**SET EXERCISE:** Transcribe all of the records word for word, but omit the pictures.

**INPUT MATERIAL:**
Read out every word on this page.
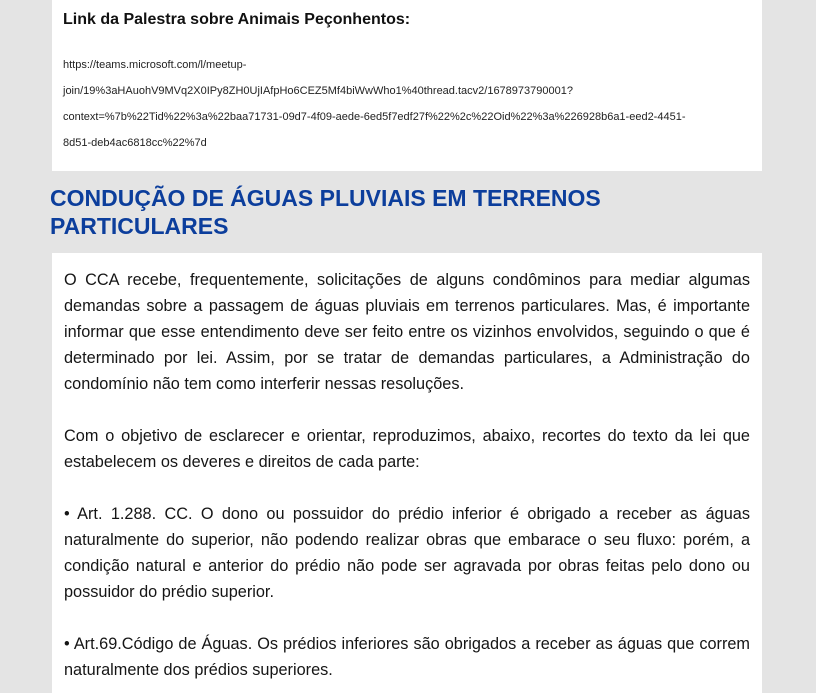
Link da Palestra sobre Animais Peçonhentos:

https://teams.microsoft.com/l/meetup-
join/19%3aHAuohV9MVq2X0IPy8ZH0UjIAfpHo6CEZ5Mf4biWwWho1%40thread.tacv2/1678973790001?
context=%7b%22Tid%22%3a%22baa71731-09d7-4f09-aede-6ed5f7edf27f%22%2c%22Oid%22%3a%226928b6a1-eed2-4451-
8d51-deb4ac6818cc%22%7d
CONDUÇÃO DE ÁGUAS PLUVIAIS EM TERRENOS PARTICULARES

O CCA recebe, frequentemente, solicitações de alguns condôminos para mediar algumas demandas sobre a passagem de águas pluviais em terrenos particulares. Mas, é importante informar que esse entendimento deve ser feito entre os vizinhos envolvidos, seguindo o que é determinado por lei. Assim, por se tratar de demandas particulares, a Administração do condomínio não tem como interferir nessas resoluções.

Com o objetivo de esclarecer e orientar, reproduzimos, abaixo, recortes do texto da lei que estabelecem os deveres e direitos de cada parte:

• Art. 1.288. CC. O dono ou possuidor do prédio inferior é obrigado a receber as águas naturalmente do superior, não podendo realizar obras que embarace o seu fluxo: porém, a condição natural e anterior do prédio não pode ser agravada por obras feitas pelo dono ou possuidor do prédio superior.

• Art.69.Código de Águas. Os prédios inferiores são obrigados a receber as águas que correm naturalmente dos prédios superiores.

**RESULT FOR THIS EXERCISE:**
Read out every word on this page.
Link da Palestra sobre Animais Peçonhentos:

https://teams.microsoft.com/l/meetup-
join/19%3aHAuohV9MVq2X0IPy8ZH0UjIAfpHo6CEZ5Mf4biWwWho1%40thread.tacv2/1678973790001?
context=%7b%22Tid%22%3a%22baa71731-09d7-4f09-aede-6ed5f7edf27f%22%2c%22Oid%22%3a%226928b6a1-eed2-4451-
8d51-deb4ac6818cc%22%7d
CONDUÇÃO DE ÁGUAS PLUVIAIS EM TERRENOS PARTICULARES

O CCA recebe, frequentemente, solicitações de alguns condôminos para mediar algumas demandas sobre a passagem de águas pluviais em terrenos particulares. Mas, é importante informar que esse entendimento deve ser feito entre os vizinhos envolvidos, seguindo o que é determinado por lei. Assim, por se tratar de demandas particulares, a Administração do condomínio não tem como interferir nessas resoluções.

Com o objetivo de esclarecer e orientar, reproduzimos, abaixo, recortes do texto da lei que estabelecem os deveres e direitos de cada parte:

• Art. 1.288. CC. O dono ou possuidor do prédio inferior é obrigado a receber as águas naturalmente do superior, não podendo realizar obras que embarace o seu fluxo: porém, a condição natural e anterior do prédio não pode ser agravada por obras feitas pelo dono ou possuidor do prédio superior.

• Art.69.Código de Águas. Os prédios inferiores são obrigados a receber as águas que correm naturalmente dos prédios superiores.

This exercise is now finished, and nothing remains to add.